• **Problem statement**
Every record should be written out exactly, please.

• **Dataset entries**
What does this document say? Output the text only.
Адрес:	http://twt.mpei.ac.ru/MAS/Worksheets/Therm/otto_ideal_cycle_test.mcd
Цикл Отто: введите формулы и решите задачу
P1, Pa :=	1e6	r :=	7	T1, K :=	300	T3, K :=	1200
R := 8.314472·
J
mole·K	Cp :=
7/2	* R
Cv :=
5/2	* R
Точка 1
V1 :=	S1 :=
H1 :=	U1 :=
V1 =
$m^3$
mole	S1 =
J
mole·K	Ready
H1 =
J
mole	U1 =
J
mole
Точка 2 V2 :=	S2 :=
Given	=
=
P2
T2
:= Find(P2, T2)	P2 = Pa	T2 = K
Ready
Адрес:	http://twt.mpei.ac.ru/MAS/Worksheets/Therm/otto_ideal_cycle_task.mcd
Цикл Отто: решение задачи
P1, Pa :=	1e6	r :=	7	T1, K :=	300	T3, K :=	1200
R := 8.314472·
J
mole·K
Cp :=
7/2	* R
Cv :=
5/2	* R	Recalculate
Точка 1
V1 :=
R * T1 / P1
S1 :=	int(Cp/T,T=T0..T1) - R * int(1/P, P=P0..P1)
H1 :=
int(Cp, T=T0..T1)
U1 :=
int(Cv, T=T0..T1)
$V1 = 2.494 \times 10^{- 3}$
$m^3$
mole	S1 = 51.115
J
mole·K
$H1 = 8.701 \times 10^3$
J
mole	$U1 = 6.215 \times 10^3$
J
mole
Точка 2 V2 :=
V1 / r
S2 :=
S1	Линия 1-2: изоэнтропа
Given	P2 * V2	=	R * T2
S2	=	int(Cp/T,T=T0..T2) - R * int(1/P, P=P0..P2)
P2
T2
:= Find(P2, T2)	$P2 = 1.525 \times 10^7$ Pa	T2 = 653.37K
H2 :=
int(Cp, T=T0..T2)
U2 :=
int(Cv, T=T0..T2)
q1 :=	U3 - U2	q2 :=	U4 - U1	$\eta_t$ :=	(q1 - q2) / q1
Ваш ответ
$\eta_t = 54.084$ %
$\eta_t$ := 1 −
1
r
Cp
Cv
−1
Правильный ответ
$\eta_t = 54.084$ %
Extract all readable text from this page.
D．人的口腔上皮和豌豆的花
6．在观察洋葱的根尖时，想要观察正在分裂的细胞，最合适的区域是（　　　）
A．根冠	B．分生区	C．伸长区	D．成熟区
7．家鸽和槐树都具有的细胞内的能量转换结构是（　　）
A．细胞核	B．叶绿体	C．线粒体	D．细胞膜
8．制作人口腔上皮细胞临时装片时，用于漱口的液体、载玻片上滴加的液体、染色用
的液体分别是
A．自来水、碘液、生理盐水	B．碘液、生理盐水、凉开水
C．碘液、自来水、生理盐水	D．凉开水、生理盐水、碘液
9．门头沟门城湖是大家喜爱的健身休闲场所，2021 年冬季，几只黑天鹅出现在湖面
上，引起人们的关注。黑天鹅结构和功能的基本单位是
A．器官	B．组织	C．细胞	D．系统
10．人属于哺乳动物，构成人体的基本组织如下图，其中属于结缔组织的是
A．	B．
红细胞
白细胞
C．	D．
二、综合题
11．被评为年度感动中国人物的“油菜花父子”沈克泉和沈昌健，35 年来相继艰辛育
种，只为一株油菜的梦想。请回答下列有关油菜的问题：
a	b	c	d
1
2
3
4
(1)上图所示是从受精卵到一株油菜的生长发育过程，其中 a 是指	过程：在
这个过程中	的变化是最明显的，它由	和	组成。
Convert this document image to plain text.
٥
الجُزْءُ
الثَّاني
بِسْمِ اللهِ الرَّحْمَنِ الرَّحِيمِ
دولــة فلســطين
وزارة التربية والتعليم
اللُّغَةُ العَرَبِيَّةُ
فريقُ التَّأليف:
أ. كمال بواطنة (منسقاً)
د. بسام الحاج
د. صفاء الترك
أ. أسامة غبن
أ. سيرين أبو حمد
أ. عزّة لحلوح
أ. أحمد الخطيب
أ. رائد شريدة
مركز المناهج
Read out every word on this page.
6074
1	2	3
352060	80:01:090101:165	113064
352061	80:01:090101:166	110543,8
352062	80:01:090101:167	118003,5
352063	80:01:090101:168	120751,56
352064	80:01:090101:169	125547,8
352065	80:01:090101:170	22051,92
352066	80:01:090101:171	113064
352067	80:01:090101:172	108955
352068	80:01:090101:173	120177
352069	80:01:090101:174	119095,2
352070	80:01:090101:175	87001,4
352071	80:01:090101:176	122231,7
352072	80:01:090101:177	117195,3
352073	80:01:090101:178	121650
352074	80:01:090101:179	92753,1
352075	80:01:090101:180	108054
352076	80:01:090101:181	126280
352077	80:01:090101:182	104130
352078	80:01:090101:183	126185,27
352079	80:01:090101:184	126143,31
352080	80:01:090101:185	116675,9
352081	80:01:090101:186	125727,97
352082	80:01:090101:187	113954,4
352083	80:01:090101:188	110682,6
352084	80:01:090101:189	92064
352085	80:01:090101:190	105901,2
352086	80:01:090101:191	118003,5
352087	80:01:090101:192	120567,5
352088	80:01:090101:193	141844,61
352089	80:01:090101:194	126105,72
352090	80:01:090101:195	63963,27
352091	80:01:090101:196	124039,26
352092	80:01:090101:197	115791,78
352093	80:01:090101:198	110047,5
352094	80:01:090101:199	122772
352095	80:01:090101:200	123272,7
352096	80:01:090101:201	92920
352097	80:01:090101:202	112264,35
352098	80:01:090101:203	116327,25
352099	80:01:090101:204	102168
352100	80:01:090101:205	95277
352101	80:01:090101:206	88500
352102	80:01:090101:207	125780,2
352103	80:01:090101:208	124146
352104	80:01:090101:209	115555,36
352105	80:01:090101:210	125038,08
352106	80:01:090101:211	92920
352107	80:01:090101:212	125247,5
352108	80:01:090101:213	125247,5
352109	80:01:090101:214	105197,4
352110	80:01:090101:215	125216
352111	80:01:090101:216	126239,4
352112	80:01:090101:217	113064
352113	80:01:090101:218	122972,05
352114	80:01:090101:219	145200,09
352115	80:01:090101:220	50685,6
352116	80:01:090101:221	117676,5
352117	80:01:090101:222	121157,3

• **Result**
What does this document say? Output the text only.
Адрес:	http://twt.mpei.ac.ru/MAS/Worksheets/Therm/otto_ideal_cycle_test.mcd
Цикл Отто: введите формулы и решите задачу
P1, Pa :=	1e6	r :=	7	T1, K :=	300	T3, K :=	1200
R := 8.314472·
J
mole·K	Cp :=
7/2	* R
Cv :=
5/2	* R
Точка 1
V1 :=	S1 :=
H1 :=	U1 :=
V1 =
$m^3$
mole	S1 =
J
mole·K	Ready
H1 =
J
mole	U1 =
J
mole
Точка 2 V2 :=	S2 :=
Given	=
=
P2
T2
:= Find(P2, T2)	P2 = Pa	T2 = K
Ready
Адрес:	http://twt.mpei.ac.ru/MAS/Worksheets/Therm/otto_ideal_cycle_task.mcd
Цикл Отто: решение задачи
P1, Pa :=	1e6	r :=	7	T1, K :=	300	T3, K :=	1200
R := 8.314472·
J
mole·K
Cp :=
7/2	* R
Cv :=
5/2	* R	Recalculate
Точка 1
V1 :=
R * T1 / P1
S1 :=	int(Cp/T,T=T0..T1) - R * int(1/P, P=P0..P1)
H1 :=
int(Cp, T=T0..T1)
U1 :=
int(Cv, T=T0..T1)
$V1 = 2.494 \times 10^{- 3}$
$m^3$
mole	S1 = 51.115
J
mole·K
$H1 = 8.701 \times 10^3$
J
mole	$U1 = 6.215 \times 10^3$
J
mole
Точка 2 V2 :=
V1 / r
S2 :=
S1	Линия 1-2: изоэнтропа
Given	P2 * V2	=	R * T2
S2	=	int(Cp/T,T=T0..T2) - R * int(1/P, P=P0..P2)
P2
T2
:= Find(P2, T2)	$P2 = 1.525 \times 10^7$ Pa	T2 = 653.37K
H2 :=
int(Cp, T=T0..T2)
U2 :=
int(Cv, T=T0..T2)
q1 :=	U3 - U2	q2 :=	U4 - U1	$\eta_t$ :=	(q1 - q2) / q1
Ваш ответ
$\eta_t = 54.084$ %
$\eta_t$ := 1 −
1
r
Cp
Cv
−1
Правильный ответ
$\eta_t = 54.084$ %
Extract all readable text from this page.
D．人的口腔上皮和豌豆的花
6．在观察洋葱的根尖时，想要观察正在分裂的细胞，最合适的区域是（　　　）
A．根冠	B．分生区	C．伸长区	D．成熟区
7．家鸽和槐树都具有的细胞内的能量转换结构是（　　）
A．细胞核	B．叶绿体	C．线粒体	D．细胞膜
8．制作人口腔上皮细胞临时装片时，用于漱口的液体、载玻片上滴加的液体、染色用
的液体分别是
A．自来水、碘液、生理盐水	B．碘液、生理盐水、凉开水
C．碘液、自来水、生理盐水	D．凉开水、生理盐水、碘液
9．门头沟门城湖是大家喜爱的健身休闲场所，2021 年冬季，几只黑天鹅出现在湖面
上，引起人们的关注。黑天鹅结构和功能的基本单位是
A．器官	B．组织	C．细胞	D．系统
10．人属于哺乳动物，构成人体的基本组织如下图，其中属于结缔组织的是
A．	B．
红细胞
白细胞
C．	D．
二、综合题
11．被评为年度感动中国人物的“油菜花父子”沈克泉和沈昌健，35 年来相继艰辛育
种，只为一株油菜的梦想。请回答下列有关油菜的问题：
a	b	c	d
1
2
3
4
(1)上图所示是从受精卵到一株油菜的生长发育过程，其中 a 是指	过程：在
这个过程中	的变化是最明显的，它由	和	组成。
Convert this document image to plain text.
٥
الجُزْءُ
الثَّاني
بِسْمِ اللهِ الرَّحْمَنِ الرَّحِيمِ
دولــة فلســطين
وزارة التربية والتعليم
اللُّغَةُ العَرَبِيَّةُ
فريقُ التَّأليف:
أ. كمال بواطنة (منسقاً)
د. بسام الحاج
د. صفاء الترك
أ. أسامة غبن
أ. سيرين أبو حمد
أ. عزّة لحلوح
أ. أحمد الخطيب
أ. رائد شريدة
مركز المناهج
Read out every word on this page.
6074
1	2	3
352060	80:01:090101:165	113064
352061	80:01:090101:166	110543,8
352062	80:01:090101:167	118003,5
352063	80:01:090101:168	120751,56
352064	80:01:090101:169	125547,8
352065	80:01:090101:170	22051,92
352066	80:01:090101:171	113064
352067	80:01:090101:172	108955
352068	80:01:090101:173	120177
352069	80:01:090101:174	119095,2
352070	80:01:090101:175	87001,4
352071	80:01:090101:176	122231,7
352072	80:01:090101:177	117195,3
352073	80:01:090101:178	121650
352074	80:01:090101:179	92753,1
352075	80:01:090101:180	108054
352076	80:01:090101:181	126280
352077	80:01:090101:182	104130
352078	80:01:090101:183	126185,27
352079	80:01:090101:184	126143,31
352080	80:01:090101:185	116675,9
352081	80:01:090101:186	125727,97
352082	80:01:090101:187	113954,4
352083	80:01:090101:188	110682,6
352084	80:01:090101:189	92064
352085	80:01:090101:190	105901,2
352086	80:01:090101:191	118003,5
352087	80:01:090101:192	120567,5
352088	80:01:090101:193	141844,61
352089	80:01:090101:194	126105,72
352090	80:01:090101:195	63963,27
352091	80:01:090101:196	124039,26
352092	80:01:090101:197	115791,78
352093	80:01:090101:198	110047,5
352094	80:01:090101:199	122772
352095	80:01:090101:200	123272,7
352096	80:01:090101:201	92920
352097	80:01:090101:202	112264,35
352098	80:01:090101:203	116327,25
352099	80:01:090101:204	102168
352100	80:01:090101:205	95277
352101	80:01:090101:206	88500
352102	80:01:090101:207	125780,2
352103	80:01:090101:208	124146
352104	80:01:090101:209	115555,36
352105	80:01:090101:210	125038,08
352106	80:01:090101:211	92920
352107	80:01:090101:212	125247,5
352108	80:01:090101:213	125247,5
352109	80:01:090101:214	105197,4
352110	80:01:090101:215	125216
352111	80:01:090101:216	126239,4
352112	80:01:090101:217	113064
352113	80:01:090101:218	122972,05
352114	80:01:090101:219	145200,09
352115	80:01:090101:220	50685,6
352116	80:01:090101:221	117676,5
352117	80:01:090101:222	121157,3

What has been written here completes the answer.